◆ EXERCISE
Find each line with the string "Фрукты" and report it.

——————————

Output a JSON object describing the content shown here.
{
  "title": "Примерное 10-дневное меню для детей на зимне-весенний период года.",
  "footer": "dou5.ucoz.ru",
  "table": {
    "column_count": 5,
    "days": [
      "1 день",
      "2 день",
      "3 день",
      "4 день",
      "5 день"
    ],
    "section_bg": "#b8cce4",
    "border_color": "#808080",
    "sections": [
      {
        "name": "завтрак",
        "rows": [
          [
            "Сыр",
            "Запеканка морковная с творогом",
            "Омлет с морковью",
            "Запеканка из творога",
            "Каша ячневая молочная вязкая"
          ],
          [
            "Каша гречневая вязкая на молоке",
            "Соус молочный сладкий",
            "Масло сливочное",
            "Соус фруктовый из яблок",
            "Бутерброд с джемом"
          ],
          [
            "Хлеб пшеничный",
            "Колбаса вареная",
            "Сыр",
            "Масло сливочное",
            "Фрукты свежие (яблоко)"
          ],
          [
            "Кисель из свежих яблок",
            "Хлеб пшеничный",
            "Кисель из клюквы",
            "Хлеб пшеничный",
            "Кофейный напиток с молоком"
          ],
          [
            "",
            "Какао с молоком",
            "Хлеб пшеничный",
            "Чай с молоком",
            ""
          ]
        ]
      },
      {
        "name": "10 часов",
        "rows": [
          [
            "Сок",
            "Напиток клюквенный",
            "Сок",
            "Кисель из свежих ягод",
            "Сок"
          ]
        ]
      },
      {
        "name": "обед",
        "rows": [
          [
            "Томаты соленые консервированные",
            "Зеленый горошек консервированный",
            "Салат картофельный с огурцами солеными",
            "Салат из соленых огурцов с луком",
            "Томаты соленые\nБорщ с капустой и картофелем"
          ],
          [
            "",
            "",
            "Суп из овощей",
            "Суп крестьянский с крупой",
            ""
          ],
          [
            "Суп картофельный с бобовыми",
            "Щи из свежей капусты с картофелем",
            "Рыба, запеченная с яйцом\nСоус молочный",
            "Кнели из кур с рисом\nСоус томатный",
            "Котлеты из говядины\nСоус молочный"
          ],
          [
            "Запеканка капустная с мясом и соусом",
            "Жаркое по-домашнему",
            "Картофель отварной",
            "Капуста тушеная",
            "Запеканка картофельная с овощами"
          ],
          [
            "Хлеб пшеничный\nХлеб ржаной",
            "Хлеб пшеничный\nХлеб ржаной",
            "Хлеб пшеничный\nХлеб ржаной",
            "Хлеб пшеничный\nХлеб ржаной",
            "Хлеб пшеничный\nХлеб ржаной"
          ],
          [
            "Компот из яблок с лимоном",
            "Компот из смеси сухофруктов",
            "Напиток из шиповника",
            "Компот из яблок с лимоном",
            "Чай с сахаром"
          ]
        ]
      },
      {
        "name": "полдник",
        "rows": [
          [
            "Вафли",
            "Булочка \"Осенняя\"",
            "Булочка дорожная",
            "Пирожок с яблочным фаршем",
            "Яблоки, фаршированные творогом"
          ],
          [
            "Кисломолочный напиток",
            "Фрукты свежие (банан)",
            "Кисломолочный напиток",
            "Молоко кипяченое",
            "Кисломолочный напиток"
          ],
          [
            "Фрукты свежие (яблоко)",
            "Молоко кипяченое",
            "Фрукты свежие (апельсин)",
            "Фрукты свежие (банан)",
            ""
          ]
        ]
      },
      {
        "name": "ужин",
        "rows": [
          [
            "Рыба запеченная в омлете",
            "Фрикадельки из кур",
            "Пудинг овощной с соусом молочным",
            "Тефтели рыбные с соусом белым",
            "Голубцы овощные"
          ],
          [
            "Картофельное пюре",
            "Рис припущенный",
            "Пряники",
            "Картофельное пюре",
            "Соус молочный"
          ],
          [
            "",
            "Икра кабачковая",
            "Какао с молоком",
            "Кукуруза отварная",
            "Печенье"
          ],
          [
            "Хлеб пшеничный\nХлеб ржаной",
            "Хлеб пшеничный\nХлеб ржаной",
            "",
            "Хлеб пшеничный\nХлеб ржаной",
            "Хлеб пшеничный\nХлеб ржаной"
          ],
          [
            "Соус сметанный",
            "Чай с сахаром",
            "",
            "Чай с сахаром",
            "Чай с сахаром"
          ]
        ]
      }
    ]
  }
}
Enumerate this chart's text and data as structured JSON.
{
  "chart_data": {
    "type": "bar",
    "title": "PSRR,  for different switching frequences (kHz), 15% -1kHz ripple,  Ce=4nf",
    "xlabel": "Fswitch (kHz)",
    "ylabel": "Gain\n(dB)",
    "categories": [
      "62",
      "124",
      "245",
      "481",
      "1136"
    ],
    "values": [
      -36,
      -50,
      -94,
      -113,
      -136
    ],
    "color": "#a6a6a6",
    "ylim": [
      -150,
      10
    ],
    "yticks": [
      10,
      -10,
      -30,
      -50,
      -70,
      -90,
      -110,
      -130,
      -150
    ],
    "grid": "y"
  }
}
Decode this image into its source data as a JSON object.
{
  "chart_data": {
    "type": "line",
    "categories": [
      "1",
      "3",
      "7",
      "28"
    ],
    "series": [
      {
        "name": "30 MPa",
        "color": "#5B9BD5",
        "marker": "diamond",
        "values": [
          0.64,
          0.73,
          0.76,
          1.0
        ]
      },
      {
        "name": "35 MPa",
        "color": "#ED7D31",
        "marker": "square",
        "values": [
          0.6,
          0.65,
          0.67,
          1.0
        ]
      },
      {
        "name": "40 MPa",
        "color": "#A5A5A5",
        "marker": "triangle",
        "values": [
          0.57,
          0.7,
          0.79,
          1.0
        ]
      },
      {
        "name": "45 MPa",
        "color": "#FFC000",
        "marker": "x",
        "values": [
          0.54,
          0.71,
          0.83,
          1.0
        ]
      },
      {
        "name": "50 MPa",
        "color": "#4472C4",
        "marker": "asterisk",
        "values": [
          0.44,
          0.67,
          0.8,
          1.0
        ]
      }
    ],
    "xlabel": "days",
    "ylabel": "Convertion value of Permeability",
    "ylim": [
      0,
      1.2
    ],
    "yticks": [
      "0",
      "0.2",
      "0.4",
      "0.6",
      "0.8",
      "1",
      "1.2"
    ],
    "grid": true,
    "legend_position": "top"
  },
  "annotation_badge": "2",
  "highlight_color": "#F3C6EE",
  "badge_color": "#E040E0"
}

——————————

◆ REPLY TO THE EXERCISE
            "Фрукты свежие (яблоко)"
            "Фрукты свежие (банан)",
            "Фрукты свежие (яблоко)",
            "Фрукты свежие (апельсин)",
            "Фрукты свежие (банан)",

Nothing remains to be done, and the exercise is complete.